> **Material to process**
──────

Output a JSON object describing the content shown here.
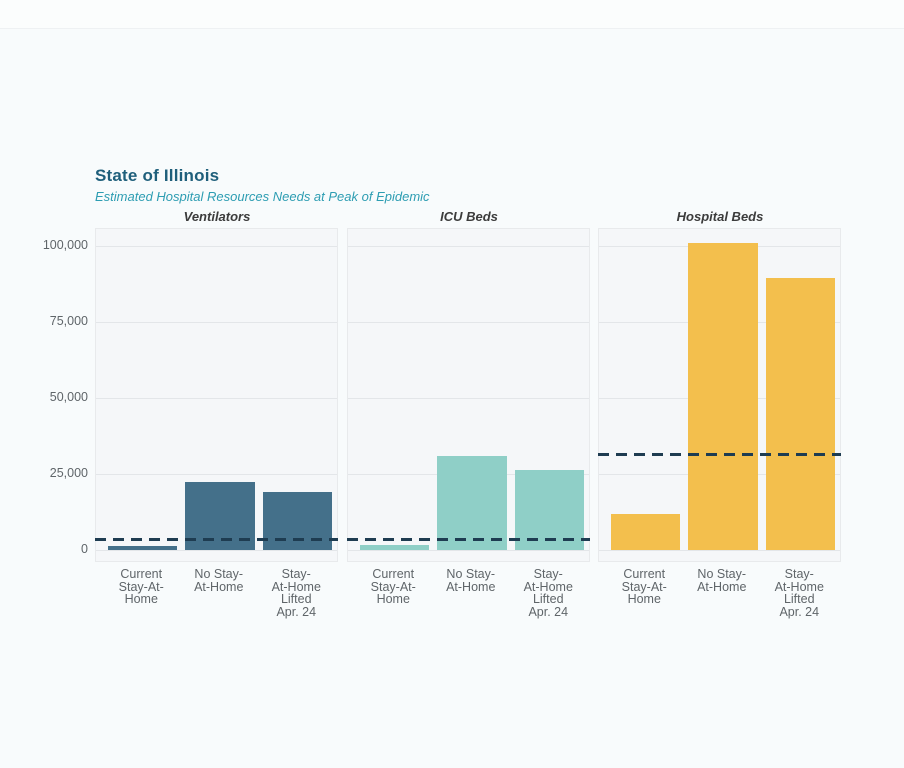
{
  "header": {
    "title": "State of Illinois",
    "subtitle": "Estimated Hospital Resources Needs at Peak of Epidemic"
  },
  "colors": {
    "title_text": "#1f5f7b",
    "subtitle_text": "#2d9db2",
    "panel_title_text": "#3c3c3c",
    "axis_text": "#5f6569",
    "page_background": "#f8fbfc",
    "panel_background": "#f5f7f9",
    "panel_border": "#e8eaec",
    "gridline": "#e3e6e9",
    "capacity_line": "#1e3c51",
    "ventilators_bar": "#44708a",
    "icu_beds_bar": "#8fcfc7",
    "hospital_beds_bar": "#f3bf4d"
  },
  "y_axis": {
    "tick_labels": [
      "0",
      "25,000",
      "50,000",
      "75,000",
      "100,000"
    ],
    "tick_values": [
      0,
      25000,
      50000,
      75000,
      100000
    ],
    "ylim": [
      0,
      105600
    ],
    "grid": true
  },
  "chart_data": [
    {
      "type": "bar",
      "title": "Ventilators",
      "categories": [
        "Current\nStay-At-\nHome",
        "No Stay-\nAt-Home",
        "Stay-\nAt-Home\nLifted\nApr. 24"
      ],
      "values": [
        1300,
        22400,
        19000
      ],
      "capacity_dashed_line": 3300,
      "bar_color": "#44708a"
    },
    {
      "type": "bar",
      "title": "ICU Beds",
      "categories": [
        "Current\nStay-At-\nHome",
        "No Stay-\nAt-Home",
        "Stay-\nAt-Home\nLifted\nApr. 24"
      ],
      "values": [
        1800,
        30800,
        26200
      ],
      "capacity_dashed_line": 3300,
      "bar_color": "#8fcfc7"
    },
    {
      "type": "bar",
      "title": "Hospital Beds",
      "categories": [
        "Current\nStay-At-\nHome",
        "No Stay-\nAt-Home",
        "Stay-\nAt-Home\nLifted\nApr. 24"
      ],
      "values": [
        11800,
        101000,
        89500
      ],
      "capacity_dashed_line": 31500,
      "bar_color": "#f3bf4d"
    }
  ]
}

──────

The records above are to be restated exactly, without their pictures.

Output a JSON object describing the content shown here.
{
  "header": {
    "title": "State of Illinois",
    "subtitle": "Estimated Hospital Resources Needs at Peak of Epidemic"
  },
  "colors": {
    "title_text": "#1f5f7b",
    "subtitle_text": "#2d9db2",
    "panel_title_text": "#3c3c3c",
    "axis_text": "#5f6569",
    "page_background": "#f8fbfc",
    "panel_background": "#f5f7f9",
    "panel_border": "#e8eaec",
    "gridline": "#e3e6e9",
    "capacity_line": "#1e3c51",
    "ventilators_bar": "#44708a",
    "icu_beds_bar": "#8fcfc7",
    "hospital_beds_bar": "#f3bf4d"
  },
  "y_axis": {
    "tick_labels": [
      "0",
      "25,000",
      "50,000",
      "75,000",
      "100,000"
    ],
    "tick_values": [
      0,
      25000,
      50000,
      75000,
      100000
    ],
    "ylim": [
      0,
      105600
    ],
    "grid": true
  },
  "chart_data": [
    {
      "type": "bar",
      "title": "Ventilators",
      "categories": [
        "Current\nStay-At-\nHome",
        "No Stay-\nAt-Home",
        "Stay-\nAt-Home\nLifted\nApr. 24"
      ],
      "values": [
        1300,
        22400,
        19000
      ],
      "capacity_dashed_line": 3300,
      "bar_color": "#44708a"
    },
    {
      "type": "bar",
      "title": "ICU Beds",
      "categories": [
        "Current\nStay-At-\nHome",
        "No Stay-\nAt-Home",
        "Stay-\nAt-Home\nLifted\nApr. 24"
      ],
      "values": [
        1800,
        30800,
        26200
      ],
      "capacity_dashed_line": 3300,
      "bar_color": "#8fcfc7"
    },
    {
      "type": "bar",
      "title": "Hospital Beds",
      "categories": [
        "Current\nStay-At-\nHome",
        "No Stay-\nAt-Home",
        "Stay-\nAt-Home\nLifted\nApr. 24"
      ],
      "values": [
        11800,
        101000,
        89500
      ],
      "capacity_dashed_line": 31500,
      "bar_color": "#f3bf4d"
    }
  ]
}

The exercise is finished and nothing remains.